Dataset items
━━━━━━━━━━

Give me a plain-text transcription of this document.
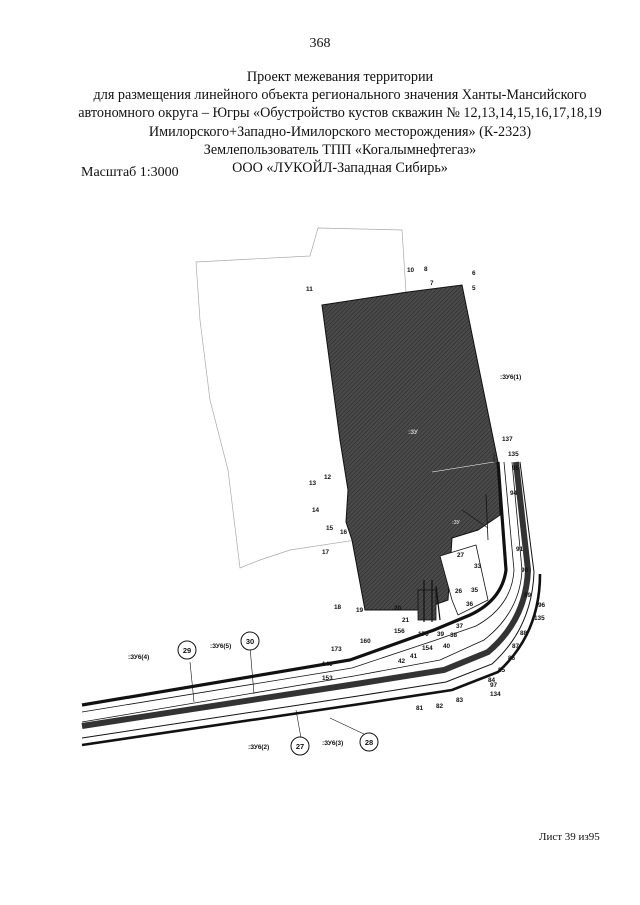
368
Проект межевания территории
для размещения линейного объекта регионального значения Ханты-Мансийского
автономного округа – Югры «Обустройство кустов скважин № 12,13,14,15,16,17,18,19
Имилорского+Западно-Имилорского месторождения» (К-2323)
Землепользователь ТПП «Когалымнефтегаз»
ООО «ЛУКОЙЛ-Западная Сибирь»
Масштаб 1:3000
29
30
27	28
:ЗУ6(1)
:ЗУ6(4)
:ЗУ6(5)
:ЗУ6(2)
:ЗУ6(3)
:ЗУ
:ЗУ
10 8
7
6
5
11
137
135
95
94
12
13
14
15
16
17	27
91
33
90
35
89
26
36	96
135
18 19	20
21
37
38	88
156 170 39
160
40
154	87
173
41	86
42
140
85
153	84
97
134
83
82
81
Лист 39 из95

━━━━━━━━━━

**Stated problem:**
Print every record above exactly as written, leaving out the pictures.

**Answer in full:**
Give me a plain-text transcription of this document.
368
Проект межевания территории
для размещения линейного объекта регионального значения Ханты-Мансийского
автономного округа – Югры «Обустройство кустов скважин № 12,13,14,15,16,17,18,19
Имилорского+Западно-Имилорского месторождения» (К-2323)
Землепользователь ТПП «Когалымнефтегаз»
ООО «ЛУКОЙЛ-Западная Сибирь»
Масштаб 1:3000
29
30
27	28
:ЗУ6(1)
:ЗУ6(4)
:ЗУ6(5)
:ЗУ6(2)
:ЗУ6(3)
:ЗУ
:ЗУ
10 8
7
6
5
11
137
135
95
94
12
13
14
15
16
17	27
91
33
90
35
89
26
36	96
135
18 19	20
21
37
38	88
156 170 39
160
40
154	87
173
41	86
42
140
85
153	84
97
134
83
82
81
Лист 39 из95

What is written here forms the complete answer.